__TASK OBJECTIVE__
Wherever a line holds the word "years", copy that line out.

--- begin ---

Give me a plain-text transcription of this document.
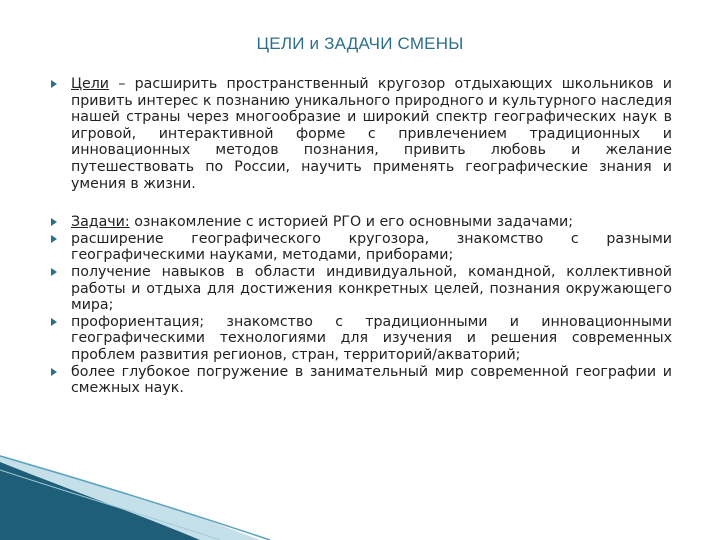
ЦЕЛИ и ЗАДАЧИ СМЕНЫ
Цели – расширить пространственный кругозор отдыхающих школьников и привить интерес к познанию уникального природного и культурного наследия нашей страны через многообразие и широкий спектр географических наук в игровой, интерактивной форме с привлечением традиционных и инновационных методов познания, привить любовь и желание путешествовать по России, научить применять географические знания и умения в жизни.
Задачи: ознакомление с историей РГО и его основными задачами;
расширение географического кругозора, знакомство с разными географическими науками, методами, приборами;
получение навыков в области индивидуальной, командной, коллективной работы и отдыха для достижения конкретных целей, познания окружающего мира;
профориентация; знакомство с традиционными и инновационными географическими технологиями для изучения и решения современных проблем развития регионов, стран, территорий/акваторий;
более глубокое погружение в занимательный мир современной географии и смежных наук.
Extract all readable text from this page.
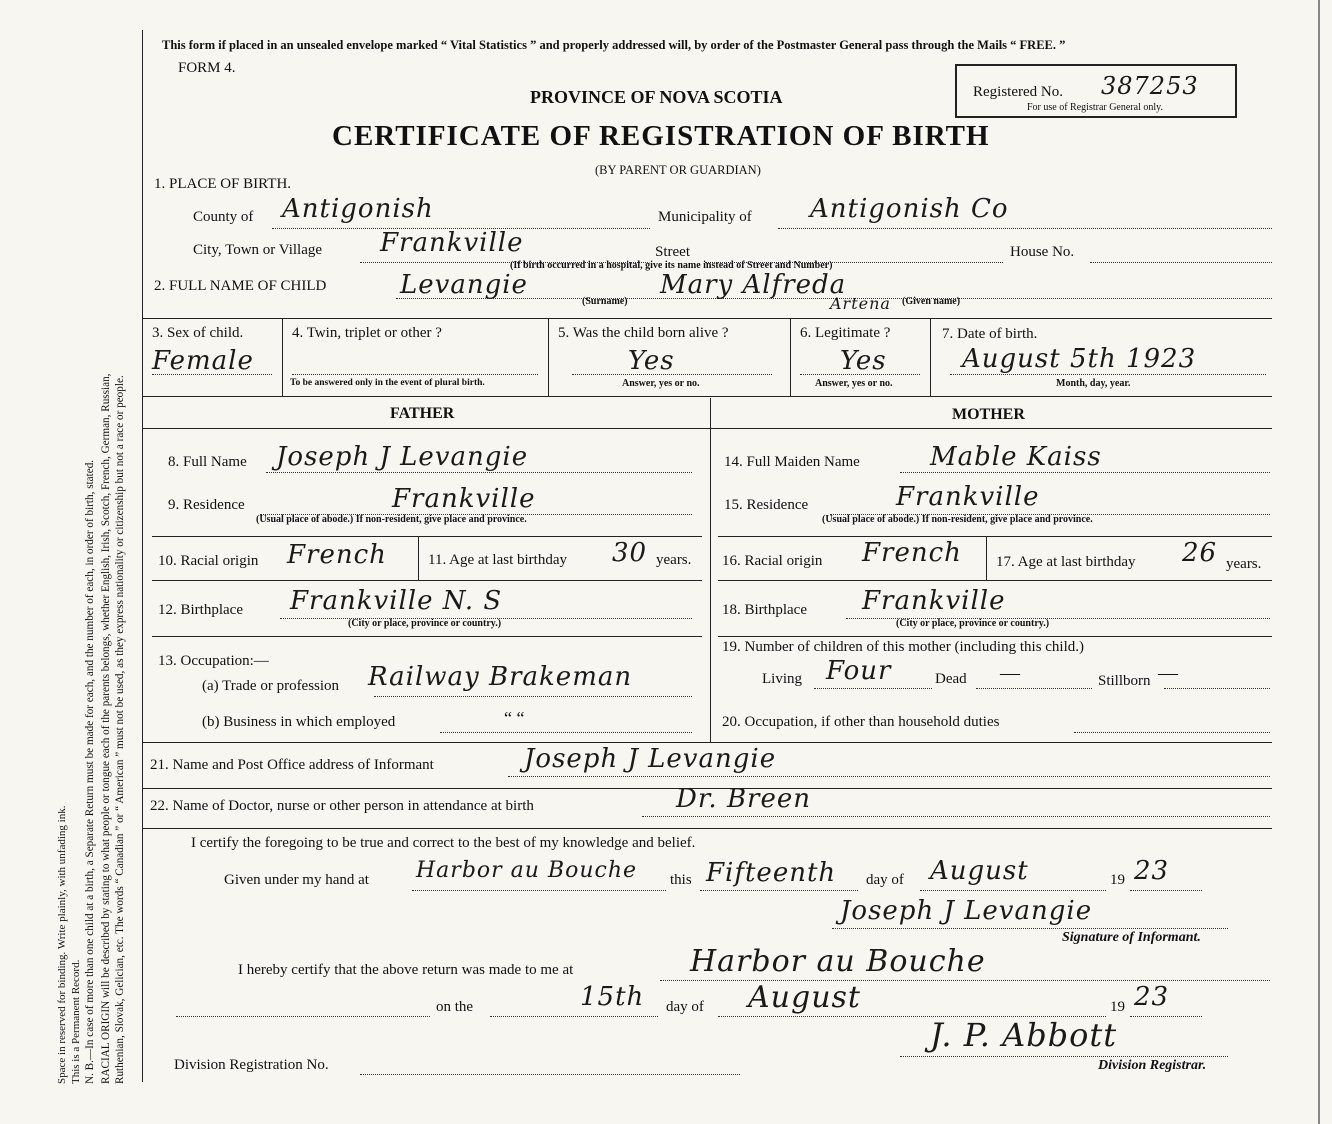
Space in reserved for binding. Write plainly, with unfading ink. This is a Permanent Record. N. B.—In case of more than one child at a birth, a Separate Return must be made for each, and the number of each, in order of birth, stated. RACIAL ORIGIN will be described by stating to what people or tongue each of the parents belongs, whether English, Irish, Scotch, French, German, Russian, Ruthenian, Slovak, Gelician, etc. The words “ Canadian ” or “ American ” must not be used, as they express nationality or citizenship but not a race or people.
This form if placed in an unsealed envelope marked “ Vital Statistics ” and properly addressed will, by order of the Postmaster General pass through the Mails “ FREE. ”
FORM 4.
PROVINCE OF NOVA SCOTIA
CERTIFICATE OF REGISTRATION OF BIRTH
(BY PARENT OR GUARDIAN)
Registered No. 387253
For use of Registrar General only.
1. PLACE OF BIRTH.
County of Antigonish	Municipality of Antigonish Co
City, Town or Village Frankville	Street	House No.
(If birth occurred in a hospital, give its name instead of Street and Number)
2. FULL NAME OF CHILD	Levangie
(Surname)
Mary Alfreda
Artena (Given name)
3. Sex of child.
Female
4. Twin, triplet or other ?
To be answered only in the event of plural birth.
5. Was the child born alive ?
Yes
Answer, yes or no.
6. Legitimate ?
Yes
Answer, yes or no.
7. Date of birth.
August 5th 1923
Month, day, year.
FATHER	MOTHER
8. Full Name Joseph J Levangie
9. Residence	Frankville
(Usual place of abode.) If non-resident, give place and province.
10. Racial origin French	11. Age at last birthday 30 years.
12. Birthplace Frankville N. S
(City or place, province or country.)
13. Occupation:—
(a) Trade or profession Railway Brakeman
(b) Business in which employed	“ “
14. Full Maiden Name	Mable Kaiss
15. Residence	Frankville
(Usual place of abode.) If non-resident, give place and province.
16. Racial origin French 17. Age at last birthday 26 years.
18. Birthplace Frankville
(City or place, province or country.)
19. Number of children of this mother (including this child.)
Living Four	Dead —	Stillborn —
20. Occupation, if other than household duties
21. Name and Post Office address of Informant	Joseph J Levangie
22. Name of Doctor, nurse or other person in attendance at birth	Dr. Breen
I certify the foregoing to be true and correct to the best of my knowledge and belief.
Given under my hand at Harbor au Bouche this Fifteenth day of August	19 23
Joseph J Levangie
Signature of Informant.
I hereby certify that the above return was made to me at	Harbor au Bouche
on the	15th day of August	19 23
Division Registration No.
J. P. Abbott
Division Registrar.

--- end ---

__FINAL ANSWER__
10. Racial origin French	11. Age at last birthday 30 years.
16. Racial origin French 17. Age at last birthday 26 years.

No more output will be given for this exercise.